PROBLEM STATEMENT: Print the listing that follows, character for character.

Dataset items:
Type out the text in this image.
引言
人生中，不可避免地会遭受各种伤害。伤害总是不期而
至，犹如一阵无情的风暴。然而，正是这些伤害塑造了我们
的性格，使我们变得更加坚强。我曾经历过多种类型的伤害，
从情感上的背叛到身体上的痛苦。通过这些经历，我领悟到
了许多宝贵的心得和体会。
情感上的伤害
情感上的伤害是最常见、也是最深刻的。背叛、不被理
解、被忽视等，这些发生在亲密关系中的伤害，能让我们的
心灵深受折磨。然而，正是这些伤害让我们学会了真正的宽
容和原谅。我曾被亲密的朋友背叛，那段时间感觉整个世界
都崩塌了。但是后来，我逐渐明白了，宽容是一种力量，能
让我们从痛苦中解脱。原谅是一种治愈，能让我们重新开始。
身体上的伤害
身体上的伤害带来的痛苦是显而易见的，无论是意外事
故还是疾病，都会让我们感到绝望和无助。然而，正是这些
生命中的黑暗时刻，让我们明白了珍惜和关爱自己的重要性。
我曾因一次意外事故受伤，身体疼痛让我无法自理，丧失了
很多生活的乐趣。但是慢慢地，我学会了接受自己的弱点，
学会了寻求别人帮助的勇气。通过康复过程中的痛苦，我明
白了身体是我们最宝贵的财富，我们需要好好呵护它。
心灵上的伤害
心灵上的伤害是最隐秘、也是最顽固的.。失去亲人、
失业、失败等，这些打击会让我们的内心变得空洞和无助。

ANSWER TO THE EXERCISE:
Type out the text in this image.
引言
人生中，不可避免地会遭受各种伤害。伤害总是不期而
至，犹如一阵无情的风暴。然而，正是这些伤害塑造了我们
的性格，使我们变得更加坚强。我曾经历过多种类型的伤害，
从情感上的背叛到身体上的痛苦。通过这些经历，我领悟到
了许多宝贵的心得和体会。
情感上的伤害
情感上的伤害是最常见、也是最深刻的。背叛、不被理
解、被忽视等，这些发生在亲密关系中的伤害，能让我们的
心灵深受折磨。然而，正是这些伤害让我们学会了真正的宽
容和原谅。我曾被亲密的朋友背叛，那段时间感觉整个世界
都崩塌了。但是后来，我逐渐明白了，宽容是一种力量，能
让我们从痛苦中解脱。原谅是一种治愈，能让我们重新开始。
身体上的伤害
身体上的伤害带来的痛苦是显而易见的，无论是意外事
故还是疾病，都会让我们感到绝望和无助。然而，正是这些
生命中的黑暗时刻，让我们明白了珍惜和关爱自己的重要性。
我曾因一次意外事故受伤，身体疼痛让我无法自理，丧失了
很多生活的乐趣。但是慢慢地，我学会了接受自己的弱点，
学会了寻求别人帮助的勇气。通过康复过程中的痛苦，我明
白了身体是我们最宝贵的财富，我们需要好好呵护它。
心灵上的伤害
心灵上的伤害是最隐秘、也是最顽固的.。失去亲人、
失业、失败等，这些打击会让我们的内心变得空洞和无助。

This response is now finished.